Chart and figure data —
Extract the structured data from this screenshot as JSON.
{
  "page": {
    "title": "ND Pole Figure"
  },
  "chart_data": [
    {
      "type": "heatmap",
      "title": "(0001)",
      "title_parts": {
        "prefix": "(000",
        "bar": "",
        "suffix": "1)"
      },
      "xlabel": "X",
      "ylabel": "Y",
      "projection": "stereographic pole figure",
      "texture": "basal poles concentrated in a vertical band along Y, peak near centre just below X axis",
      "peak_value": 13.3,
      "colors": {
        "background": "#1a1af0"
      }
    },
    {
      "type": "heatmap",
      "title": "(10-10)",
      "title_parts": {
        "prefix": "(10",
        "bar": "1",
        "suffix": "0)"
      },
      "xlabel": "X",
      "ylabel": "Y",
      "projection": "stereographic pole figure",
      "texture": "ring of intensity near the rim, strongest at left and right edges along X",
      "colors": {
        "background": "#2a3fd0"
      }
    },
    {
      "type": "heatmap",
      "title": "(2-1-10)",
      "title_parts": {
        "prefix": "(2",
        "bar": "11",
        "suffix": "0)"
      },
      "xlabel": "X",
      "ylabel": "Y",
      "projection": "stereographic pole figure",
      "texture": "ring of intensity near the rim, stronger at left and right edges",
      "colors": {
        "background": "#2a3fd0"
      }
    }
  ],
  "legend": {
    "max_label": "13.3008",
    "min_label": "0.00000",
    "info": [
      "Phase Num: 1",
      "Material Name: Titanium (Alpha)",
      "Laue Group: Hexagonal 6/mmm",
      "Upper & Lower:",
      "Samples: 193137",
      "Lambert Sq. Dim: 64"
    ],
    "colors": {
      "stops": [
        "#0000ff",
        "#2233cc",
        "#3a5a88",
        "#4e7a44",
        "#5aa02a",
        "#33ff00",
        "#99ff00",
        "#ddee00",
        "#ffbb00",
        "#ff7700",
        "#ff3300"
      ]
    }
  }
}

OBJECTIVE —
Go through the records above and copy every line with the word "intensity".

RESPONSE TO THIS TASK —
      "texture": "ring of intensity near the rim, strongest at left and right edges along X",
      "texture": "ring of intensity near the rim, stronger at left and right edges",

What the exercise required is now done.